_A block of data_
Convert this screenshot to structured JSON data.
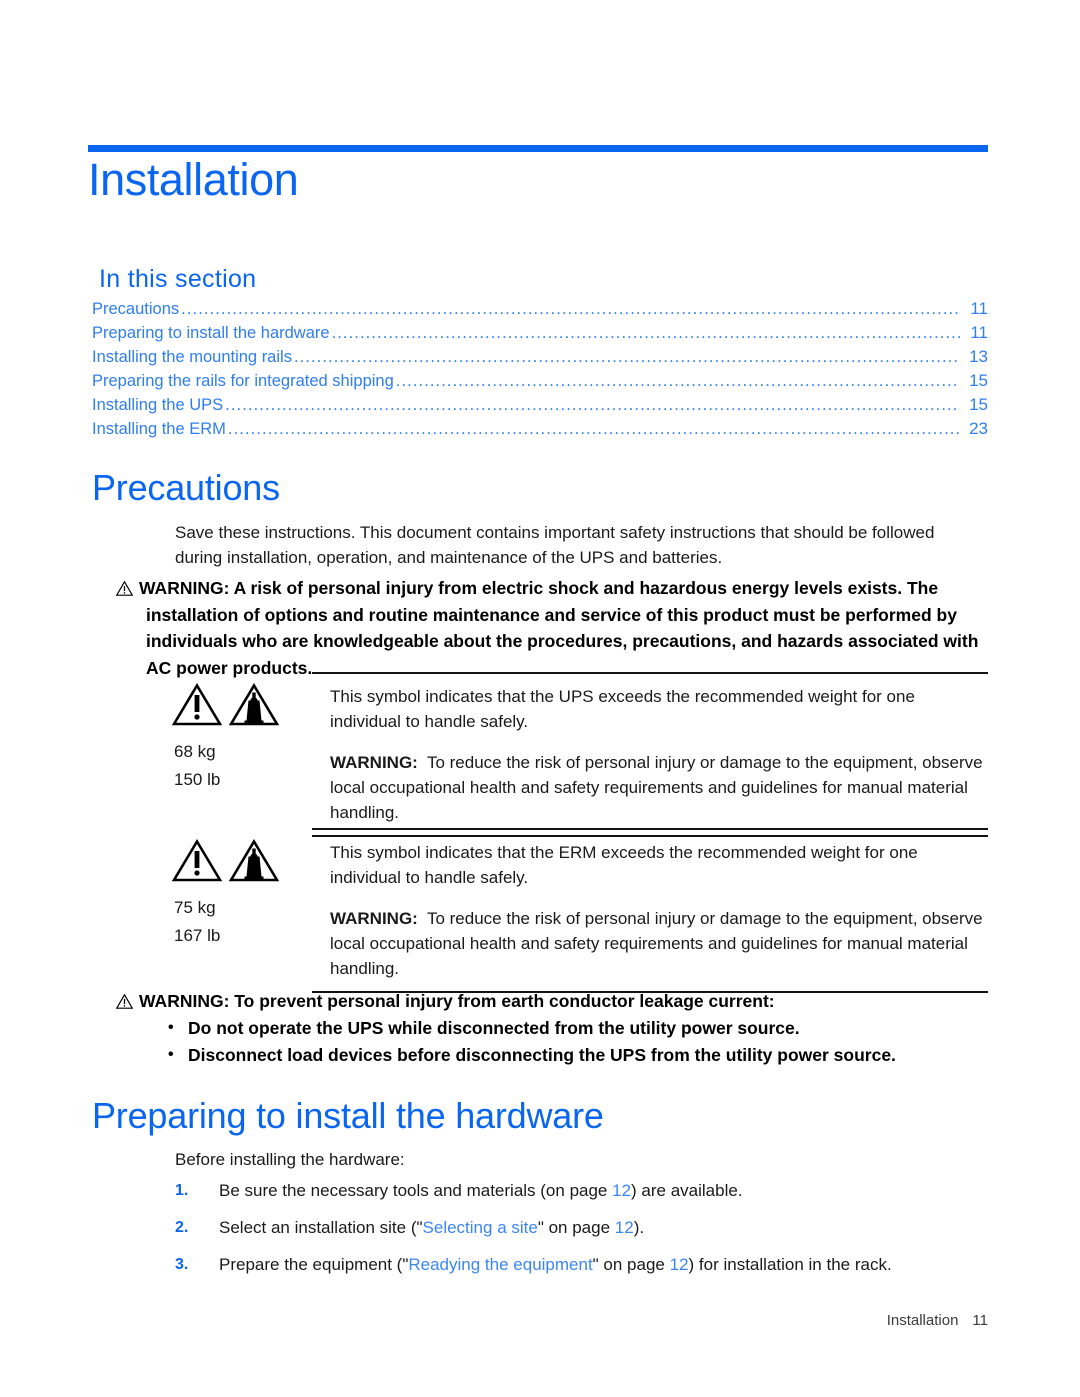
{
  "page": {
    "chapter_title": "Installation",
    "section_heading": "In this section",
    "footer_label": "Installation",
    "footer_page": "11",
    "accent_blue": "#0a66f0",
    "link_blue": "#3b86f2",
    "rule_color": "#141414"
  },
  "toc": {
    "items": [
      {
        "label": "Precautions",
        "page": "11"
      },
      {
        "label": "Preparing to install the hardware",
        "page": "11"
      },
      {
        "label": "Installing the mounting rails",
        "page": "13"
      },
      {
        "label": "Preparing the rails for integrated shipping",
        "page": "15"
      },
      {
        "label": "Installing the UPS",
        "page": "15"
      },
      {
        "label": "Installing the ERM",
        "page": "23"
      }
    ],
    "dots": "........................................................................................................................................................................"
  },
  "precautions": {
    "heading": "Precautions",
    "intro": "Save these instructions. This document contains important safety instructions that should be followed during installation, operation, and maintenance of the UPS and batteries.",
    "warning_main": "WARNING:  A risk of personal injury from electric shock and hazardous energy levels exists. The installation of options and routine maintenance and service of this product must be performed by individuals who are knowledgeable about the procedures, precautions, and hazards associated with AC power products.",
    "weight_tables": [
      {
        "icons": [
          "warning-triangle-icon",
          "heavy-weight-triangle-icon"
        ],
        "weight_kg": "68 kg",
        "weight_lb": "150 lb",
        "description": "This symbol indicates that the UPS exceeds the recommended weight for one individual to handle safely.",
        "warning_label": "WARNING:",
        "warning_text": "To reduce the risk of personal injury or damage to the equipment, observe local occupational health and safety requirements and guidelines for manual material handling."
      },
      {
        "icons": [
          "warning-triangle-icon",
          "heavy-weight-triangle-icon"
        ],
        "weight_kg": "75 kg",
        "weight_lb": "167 lb",
        "description": "This symbol indicates that the ERM exceeds the recommended weight for one individual to handle safely.",
        "warning_label": "WARNING:",
        "warning_text": "To reduce the risk of personal injury or damage to the equipment, observe local occupational health and safety requirements and guidelines for manual material handling."
      }
    ],
    "warning_leakage": {
      "lead": "WARNING:  To prevent personal injury from earth conductor leakage current:",
      "bullets": [
        "Do not operate the UPS while disconnected from the utility power source.",
        "Disconnect load devices before disconnecting the UPS from the utility power source."
      ],
      "bullet_glyph": "•"
    }
  },
  "preparing": {
    "heading": "Preparing to install the hardware",
    "intro": "Before installing the hardware:",
    "steps": [
      {
        "num": "1.",
        "pre": "Be sure the necessary tools and materials (on page ",
        "link": "",
        "mid": "",
        "page": "12",
        "post": ") are available."
      },
      {
        "num": "2.",
        "pre": "Select an installation site (\"",
        "link": "Selecting a site",
        "mid": "\" on page ",
        "page": "12",
        "post": ")."
      },
      {
        "num": "3.",
        "pre": "Prepare the equipment (\"",
        "link": "Readying the equipment",
        "mid": "\" on page ",
        "page": "12",
        "post": ") for installation in the rack."
      }
    ]
  }
}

_The exercise_
Tally the lines that hold the string "indicates" and state the total, nothing more.

_The output_
2